Problem details
Please transcribe the records precisely; pictures stay out of your copy.

[Dataset records]
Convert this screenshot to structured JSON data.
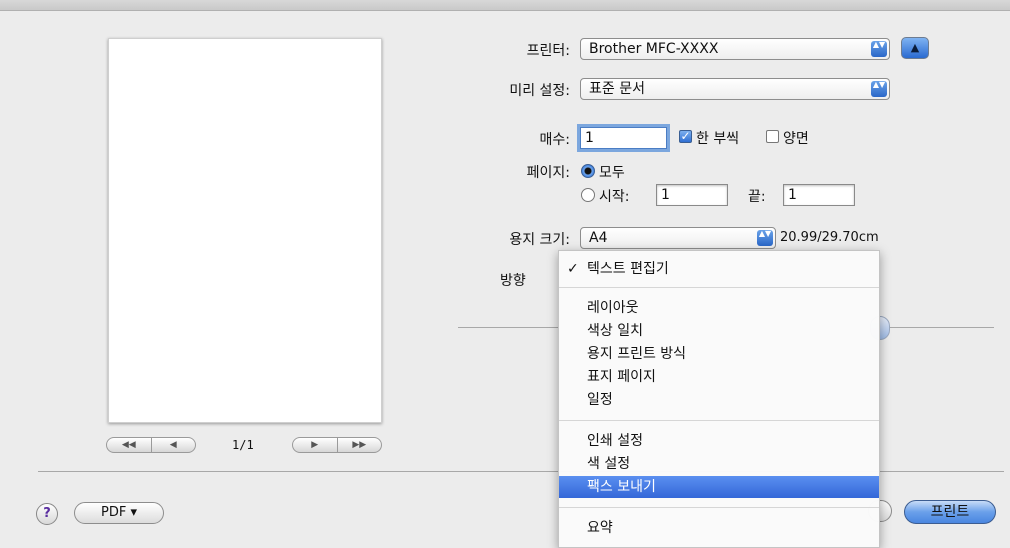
{
  "preview": {
    "page_indicator": "1/1",
    "first_btn": "◀◀",
    "prev_btn": "◀",
    "next_btn": "▶",
    "last_btn": "▶▶"
  },
  "printer": {
    "label": "프린터:",
    "value": "Brother MFC-XXXX"
  },
  "presets": {
    "label": "미리 설정:",
    "value": "표준 문서"
  },
  "copies": {
    "label": "매수:",
    "value": "1",
    "collated_label": "한 부씩",
    "collated": true,
    "duplex_label": "양면",
    "duplex": false
  },
  "pages": {
    "label": "페이지:",
    "all_label": "모두",
    "from_label": "시작:",
    "from_value": "1",
    "to_label": "끝:",
    "to_value": "1",
    "selected": "all"
  },
  "paper_size": {
    "label": "용지 크기:",
    "value": "A4",
    "dimensions": "20.99/29.70cm"
  },
  "orientation": {
    "label": "방향"
  },
  "menu": {
    "checkmark": "✓",
    "items_group1": [
      "텍스트 편집기"
    ],
    "items_group2": [
      "레이아웃",
      "색상 일치",
      "용지 프린트 방식",
      "표지 페이지",
      "일정"
    ],
    "items_group3": [
      "인쇄 설정",
      "색 설정",
      "팩스 보내기"
    ],
    "items_group4": [
      "요약"
    ],
    "selected_item": "팩스 보내기",
    "checked_item": "텍스트 편집기"
  },
  "footer": {
    "help": "?",
    "pdf_label": "PDF ▾",
    "print_label": "프린트"
  },
  "icons": {
    "disclosure": "▲",
    "stepper": "▲▼"
  },
  "colors": {
    "accent": "#3467d8",
    "background": "#ececec"
  }
}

The reply
Convert this screenshot to structured JSON data.
{
  "preview": {
    "page_indicator": "1/1",
    "first_btn": "◀◀",
    "prev_btn": "◀",
    "next_btn": "▶",
    "last_btn": "▶▶"
  },
  "printer": {
    "label": "프린터:",
    "value": "Brother MFC-XXXX"
  },
  "presets": {
    "label": "미리 설정:",
    "value": "표준 문서"
  },
  "copies": {
    "label": "매수:",
    "value": "1",
    "collated_label": "한 부씩",
    "collated": true,
    "duplex_label": "양면",
    "duplex": false
  },
  "pages": {
    "label": "페이지:",
    "all_label": "모두",
    "from_label": "시작:",
    "from_value": "1",
    "to_label": "끝:",
    "to_value": "1",
    "selected": "all"
  },
  "paper_size": {
    "label": "용지 크기:",
    "value": "A4",
    "dimensions": "20.99/29.70cm"
  },
  "orientation": {
    "label": "방향"
  },
  "menu": {
    "checkmark": "✓",
    "items_group1": [
      "텍스트 편집기"
    ],
    "items_group2": [
      "레이아웃",
      "색상 일치",
      "용지 프린트 방식",
      "표지 페이지",
      "일정"
    ],
    "items_group3": [
      "인쇄 설정",
      "색 설정",
      "팩스 보내기"
    ],
    "items_group4": [
      "요약"
    ],
    "selected_item": "팩스 보내기",
    "checked_item": "텍스트 편집기"
  },
  "footer": {
    "help": "?",
    "pdf_label": "PDF ▾",
    "print_label": "프린트"
  },
  "icons": {
    "disclosure": "▲",
    "stepper": "▲▼"
  },
  "colors": {
    "accent": "#3467d8",
    "background": "#ececec"
  }
}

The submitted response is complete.